## To be done
Identify each line below that contains the word "Individual", and copy it out.

## Provided data
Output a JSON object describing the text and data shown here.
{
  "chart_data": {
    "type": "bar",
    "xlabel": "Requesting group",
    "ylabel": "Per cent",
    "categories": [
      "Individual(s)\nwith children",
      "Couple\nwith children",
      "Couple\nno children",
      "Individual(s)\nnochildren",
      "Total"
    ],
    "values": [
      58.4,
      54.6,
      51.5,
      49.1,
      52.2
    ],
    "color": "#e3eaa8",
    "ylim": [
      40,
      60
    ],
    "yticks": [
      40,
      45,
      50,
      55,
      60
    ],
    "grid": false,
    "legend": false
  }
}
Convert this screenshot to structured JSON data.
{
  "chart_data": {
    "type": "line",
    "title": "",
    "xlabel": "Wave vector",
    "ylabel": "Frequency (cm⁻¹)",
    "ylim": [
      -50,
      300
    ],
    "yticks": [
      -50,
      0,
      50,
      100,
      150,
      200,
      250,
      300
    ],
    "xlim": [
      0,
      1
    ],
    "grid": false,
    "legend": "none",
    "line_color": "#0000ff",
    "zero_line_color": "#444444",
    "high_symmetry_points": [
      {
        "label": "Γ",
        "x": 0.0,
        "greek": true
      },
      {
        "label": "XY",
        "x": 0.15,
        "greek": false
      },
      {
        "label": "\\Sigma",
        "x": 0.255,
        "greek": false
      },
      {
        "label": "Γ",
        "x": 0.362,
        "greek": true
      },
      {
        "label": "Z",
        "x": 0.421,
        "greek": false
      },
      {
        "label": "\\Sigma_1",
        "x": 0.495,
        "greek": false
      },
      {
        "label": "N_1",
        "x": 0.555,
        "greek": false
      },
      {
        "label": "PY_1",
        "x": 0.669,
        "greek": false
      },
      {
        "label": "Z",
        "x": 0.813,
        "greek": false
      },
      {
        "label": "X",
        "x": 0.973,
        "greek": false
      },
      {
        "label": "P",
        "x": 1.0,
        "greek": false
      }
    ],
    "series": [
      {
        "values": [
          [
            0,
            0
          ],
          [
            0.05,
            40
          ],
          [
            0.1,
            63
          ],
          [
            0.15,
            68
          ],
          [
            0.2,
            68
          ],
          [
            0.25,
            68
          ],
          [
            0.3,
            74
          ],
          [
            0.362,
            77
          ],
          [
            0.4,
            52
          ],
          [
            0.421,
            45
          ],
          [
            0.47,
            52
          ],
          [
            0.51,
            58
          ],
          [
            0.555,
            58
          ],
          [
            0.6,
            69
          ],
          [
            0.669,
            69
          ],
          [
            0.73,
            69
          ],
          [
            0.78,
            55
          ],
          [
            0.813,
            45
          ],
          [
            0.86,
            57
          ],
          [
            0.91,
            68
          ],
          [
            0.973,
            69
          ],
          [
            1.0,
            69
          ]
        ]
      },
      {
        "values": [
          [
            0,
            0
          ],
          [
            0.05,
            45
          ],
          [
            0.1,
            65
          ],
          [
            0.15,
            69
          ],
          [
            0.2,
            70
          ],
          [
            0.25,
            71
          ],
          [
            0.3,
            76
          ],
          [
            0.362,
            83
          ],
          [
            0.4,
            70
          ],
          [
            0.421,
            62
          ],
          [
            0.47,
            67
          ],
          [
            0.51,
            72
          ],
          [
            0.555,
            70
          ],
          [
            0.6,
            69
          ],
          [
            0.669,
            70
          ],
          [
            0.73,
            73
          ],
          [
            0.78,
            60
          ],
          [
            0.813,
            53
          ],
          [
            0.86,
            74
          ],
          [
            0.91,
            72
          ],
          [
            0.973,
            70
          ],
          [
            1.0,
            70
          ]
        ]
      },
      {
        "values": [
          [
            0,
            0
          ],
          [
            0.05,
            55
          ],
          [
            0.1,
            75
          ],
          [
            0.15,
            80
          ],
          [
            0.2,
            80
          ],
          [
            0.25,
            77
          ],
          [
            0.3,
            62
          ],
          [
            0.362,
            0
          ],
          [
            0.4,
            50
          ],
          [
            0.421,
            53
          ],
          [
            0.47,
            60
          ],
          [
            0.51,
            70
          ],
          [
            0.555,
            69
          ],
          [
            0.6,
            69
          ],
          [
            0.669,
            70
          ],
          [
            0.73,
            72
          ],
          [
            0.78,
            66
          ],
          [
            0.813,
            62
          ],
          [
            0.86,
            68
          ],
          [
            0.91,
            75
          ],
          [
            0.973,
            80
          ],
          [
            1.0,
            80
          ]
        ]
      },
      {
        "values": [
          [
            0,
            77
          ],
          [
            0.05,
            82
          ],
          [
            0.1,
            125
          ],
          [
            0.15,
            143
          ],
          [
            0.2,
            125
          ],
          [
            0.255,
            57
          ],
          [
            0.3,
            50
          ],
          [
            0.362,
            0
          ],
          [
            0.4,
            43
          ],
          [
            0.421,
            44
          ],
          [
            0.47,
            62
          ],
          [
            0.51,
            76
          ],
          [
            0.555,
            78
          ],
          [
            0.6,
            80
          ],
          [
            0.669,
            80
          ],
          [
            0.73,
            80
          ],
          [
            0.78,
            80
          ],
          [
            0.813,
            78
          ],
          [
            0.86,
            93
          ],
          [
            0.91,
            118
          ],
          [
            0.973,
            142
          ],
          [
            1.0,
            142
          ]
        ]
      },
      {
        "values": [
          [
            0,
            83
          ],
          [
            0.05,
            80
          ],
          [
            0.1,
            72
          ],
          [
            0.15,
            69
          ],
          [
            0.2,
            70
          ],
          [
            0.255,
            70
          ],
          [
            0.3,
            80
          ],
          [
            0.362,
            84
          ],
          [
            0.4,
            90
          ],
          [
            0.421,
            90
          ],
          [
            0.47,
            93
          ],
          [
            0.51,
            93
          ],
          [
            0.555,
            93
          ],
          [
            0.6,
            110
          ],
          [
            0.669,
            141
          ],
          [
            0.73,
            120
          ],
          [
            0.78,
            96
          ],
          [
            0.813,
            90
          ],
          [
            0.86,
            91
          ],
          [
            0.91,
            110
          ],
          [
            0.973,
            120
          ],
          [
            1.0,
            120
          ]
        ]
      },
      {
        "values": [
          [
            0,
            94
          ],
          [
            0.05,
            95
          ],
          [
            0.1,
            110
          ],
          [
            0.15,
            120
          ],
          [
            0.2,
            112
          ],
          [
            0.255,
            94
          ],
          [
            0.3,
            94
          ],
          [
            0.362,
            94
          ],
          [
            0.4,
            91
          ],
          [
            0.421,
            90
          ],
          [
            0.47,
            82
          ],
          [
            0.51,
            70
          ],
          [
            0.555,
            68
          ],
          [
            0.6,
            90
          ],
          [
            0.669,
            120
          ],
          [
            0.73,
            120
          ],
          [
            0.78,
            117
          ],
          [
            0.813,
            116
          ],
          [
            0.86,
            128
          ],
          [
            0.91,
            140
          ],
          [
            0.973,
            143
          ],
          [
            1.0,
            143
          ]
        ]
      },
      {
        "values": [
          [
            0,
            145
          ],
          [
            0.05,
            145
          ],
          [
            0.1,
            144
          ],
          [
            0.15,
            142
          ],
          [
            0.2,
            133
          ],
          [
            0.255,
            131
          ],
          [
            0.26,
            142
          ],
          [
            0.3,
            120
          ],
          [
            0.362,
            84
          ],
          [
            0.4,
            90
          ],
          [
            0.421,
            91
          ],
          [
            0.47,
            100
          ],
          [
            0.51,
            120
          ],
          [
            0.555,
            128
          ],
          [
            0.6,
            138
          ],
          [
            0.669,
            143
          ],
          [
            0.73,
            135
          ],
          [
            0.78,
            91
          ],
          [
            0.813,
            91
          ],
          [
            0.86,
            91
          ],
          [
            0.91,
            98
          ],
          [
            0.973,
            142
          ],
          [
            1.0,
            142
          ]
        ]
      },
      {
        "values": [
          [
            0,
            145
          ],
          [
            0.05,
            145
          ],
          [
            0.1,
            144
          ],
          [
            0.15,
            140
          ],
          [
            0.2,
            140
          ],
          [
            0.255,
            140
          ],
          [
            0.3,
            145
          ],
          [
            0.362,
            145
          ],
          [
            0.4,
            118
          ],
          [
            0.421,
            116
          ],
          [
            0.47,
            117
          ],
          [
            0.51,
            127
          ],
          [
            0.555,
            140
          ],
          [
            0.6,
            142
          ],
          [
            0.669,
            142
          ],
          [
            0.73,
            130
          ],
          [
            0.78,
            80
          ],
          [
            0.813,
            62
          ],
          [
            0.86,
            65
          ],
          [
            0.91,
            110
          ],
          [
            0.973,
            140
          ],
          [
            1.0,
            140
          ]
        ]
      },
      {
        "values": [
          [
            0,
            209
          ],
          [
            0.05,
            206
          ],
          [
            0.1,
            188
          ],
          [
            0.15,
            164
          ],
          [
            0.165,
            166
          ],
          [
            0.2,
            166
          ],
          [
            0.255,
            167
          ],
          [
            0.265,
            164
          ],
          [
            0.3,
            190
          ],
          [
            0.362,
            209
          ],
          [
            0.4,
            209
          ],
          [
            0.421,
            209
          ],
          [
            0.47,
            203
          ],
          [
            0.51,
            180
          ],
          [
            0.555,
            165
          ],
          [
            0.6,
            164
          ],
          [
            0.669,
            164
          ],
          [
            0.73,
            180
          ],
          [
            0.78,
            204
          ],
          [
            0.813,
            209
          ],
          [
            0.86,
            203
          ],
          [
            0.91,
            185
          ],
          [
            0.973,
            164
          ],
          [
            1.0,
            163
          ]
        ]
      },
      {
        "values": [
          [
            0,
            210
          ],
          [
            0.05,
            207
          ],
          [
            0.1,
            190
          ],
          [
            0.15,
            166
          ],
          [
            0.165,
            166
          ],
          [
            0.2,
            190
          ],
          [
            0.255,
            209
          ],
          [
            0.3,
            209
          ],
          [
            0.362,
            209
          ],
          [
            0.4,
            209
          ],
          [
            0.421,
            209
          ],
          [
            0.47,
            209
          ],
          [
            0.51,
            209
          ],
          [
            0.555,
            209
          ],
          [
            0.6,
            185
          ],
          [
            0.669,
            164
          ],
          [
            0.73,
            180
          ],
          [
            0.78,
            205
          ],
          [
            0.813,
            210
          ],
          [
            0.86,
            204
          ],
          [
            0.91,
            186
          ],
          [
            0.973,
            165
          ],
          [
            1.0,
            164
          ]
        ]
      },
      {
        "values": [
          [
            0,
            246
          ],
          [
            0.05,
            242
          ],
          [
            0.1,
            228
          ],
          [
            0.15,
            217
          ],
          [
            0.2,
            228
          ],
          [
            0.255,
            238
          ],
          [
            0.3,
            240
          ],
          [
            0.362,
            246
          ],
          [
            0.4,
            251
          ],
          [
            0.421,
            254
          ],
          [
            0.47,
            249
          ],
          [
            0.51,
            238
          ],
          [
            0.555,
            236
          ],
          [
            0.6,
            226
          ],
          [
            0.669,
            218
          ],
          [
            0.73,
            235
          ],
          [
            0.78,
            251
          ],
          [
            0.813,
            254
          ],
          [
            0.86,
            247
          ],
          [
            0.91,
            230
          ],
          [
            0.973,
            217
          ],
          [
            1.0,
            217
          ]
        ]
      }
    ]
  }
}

## Exercise response
      "Individual(s)\nwith children",
      "Individual(s)\nnochildren",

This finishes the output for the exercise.